■ Source data:
----
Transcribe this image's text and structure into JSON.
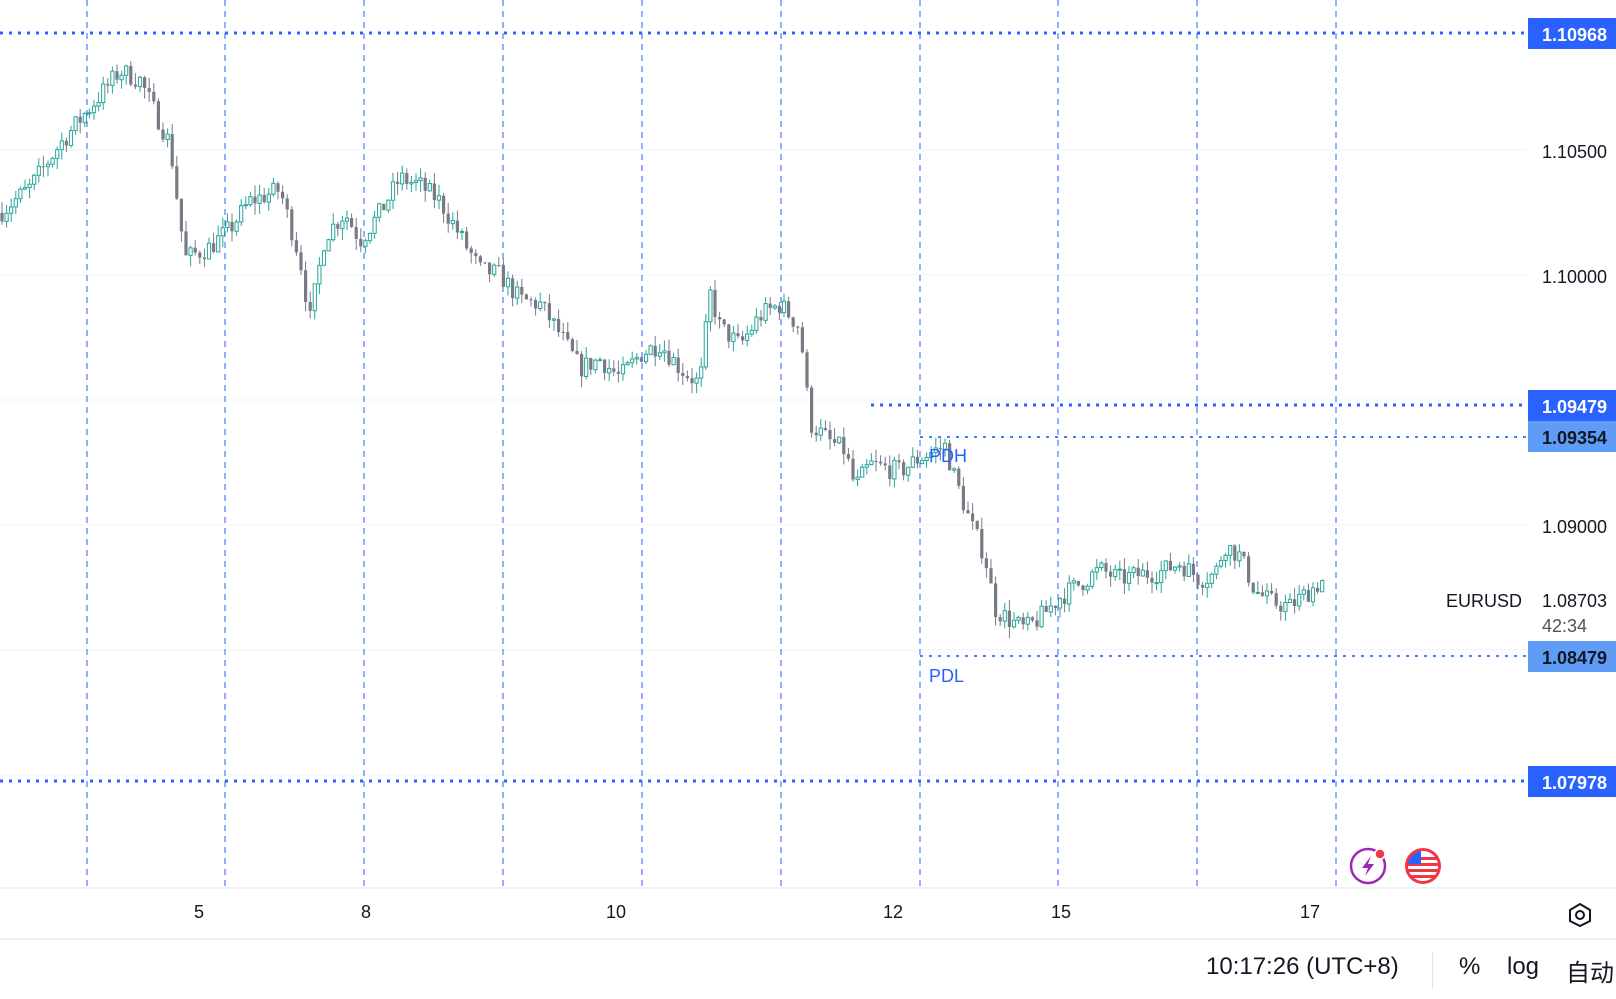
{
  "chart_data": {
    "type": "candlestick",
    "symbol": "EURUSD",
    "last_price": "1.08703",
    "countdown": "42:34",
    "y_range": [
      1.0735,
      1.1123
    ],
    "y_ticks": [
      "1.10500",
      "1.10000",
      "1.09000"
    ],
    "x_ticks": [
      "5",
      "8",
      "10",
      "12",
      "15",
      "17"
    ],
    "levels": [
      {
        "value": "1.10968",
        "label": "",
        "style": "strong"
      },
      {
        "value": "1.09479",
        "label": "",
        "style": "strong"
      },
      {
        "value": "1.09354",
        "label": "PDH",
        "style": "light"
      },
      {
        "value": "1.08479",
        "label": "PDL",
        "style": "light"
      },
      {
        "value": "1.07978",
        "label": "",
        "style": "strong"
      }
    ],
    "colors": {
      "up": "#26a69a",
      "down": "#787b86",
      "level": "#2962ff",
      "pd": "#4185f4"
    },
    "candles_path": [
      [
        0,
        1.103
      ],
      [
        30,
        1.1041
      ],
      [
        60,
        1.106
      ],
      [
        90,
        1.1076
      ],
      [
        120,
        1.1092
      ],
      [
        140,
        1.1088
      ],
      [
        170,
        1.106
      ],
      [
        185,
        1.101
      ],
      [
        210,
        1.1015
      ],
      [
        230,
        1.1023
      ],
      [
        250,
        1.1035
      ],
      [
        280,
        1.104
      ],
      [
        300,
        1.101
      ],
      [
        310,
        1.0983
      ],
      [
        325,
        1.102
      ],
      [
        345,
        1.103
      ],
      [
        360,
        1.1018
      ],
      [
        380,
        1.103
      ],
      [
        400,
        1.1045
      ],
      [
        420,
        1.1042
      ],
      [
        440,
        1.1035
      ],
      [
        460,
        1.102
      ],
      [
        480,
        1.1005
      ],
      [
        500,
        1.1003
      ],
      [
        520,
        1.0992
      ],
      [
        540,
        1.099
      ],
      [
        560,
        1.0977
      ],
      [
        580,
        1.0962
      ],
      [
        600,
        1.0966
      ],
      [
        620,
        1.0958
      ],
      [
        640,
        1.0968
      ],
      [
        660,
        1.0973
      ],
      [
        680,
        1.0962
      ],
      [
        700,
        1.0955
      ],
      [
        710,
        1.0995
      ],
      [
        720,
        1.098
      ],
      [
        740,
        1.0972
      ],
      [
        760,
        1.0985
      ],
      [
        780,
        1.099
      ],
      [
        800,
        1.098
      ],
      [
        810,
        1.0938
      ],
      [
        830,
        1.093
      ],
      [
        845,
        1.0926
      ],
      [
        855,
        1.091
      ],
      [
        870,
        1.092
      ],
      [
        900,
        1.0917
      ],
      [
        920,
        1.0923
      ],
      [
        945,
        1.0928
      ],
      [
        955,
        1.0914
      ],
      [
        970,
        1.0895
      ],
      [
        985,
        1.088
      ],
      [
        995,
        1.0857
      ],
      [
        1010,
        1.0852
      ],
      [
        1025,
        1.0848
      ],
      [
        1040,
        1.0853
      ],
      [
        1060,
        1.0862
      ],
      [
        1080,
        1.0868
      ],
      [
        1100,
        1.0874
      ],
      [
        1120,
        1.087
      ],
      [
        1140,
        1.0872
      ],
      [
        1160,
        1.0873
      ],
      [
        1180,
        1.0877
      ],
      [
        1200,
        1.087
      ],
      [
        1215,
        1.0872
      ],
      [
        1225,
        1.0885
      ],
      [
        1240,
        1.088
      ],
      [
        1255,
        1.0865
      ],
      [
        1270,
        1.086
      ],
      [
        1290,
        1.0858
      ],
      [
        1310,
        1.0865
      ],
      [
        1325,
        1.087
      ]
    ]
  },
  "bottom_bar": {
    "clock": "10:17:26 (UTC+8)",
    "percent": "%",
    "log": "log",
    "auto": "自动"
  },
  "icons": [
    "lightning-icon",
    "us-flag-icon",
    "settings-icon"
  ]
}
----
Look over the listing above. Pick out and copy every line that includes "value".

        "value": "1.10968",
        "value": "1.09479",
        "value": "1.09354",
        "value": "1.08479",
        "value": "1.07978",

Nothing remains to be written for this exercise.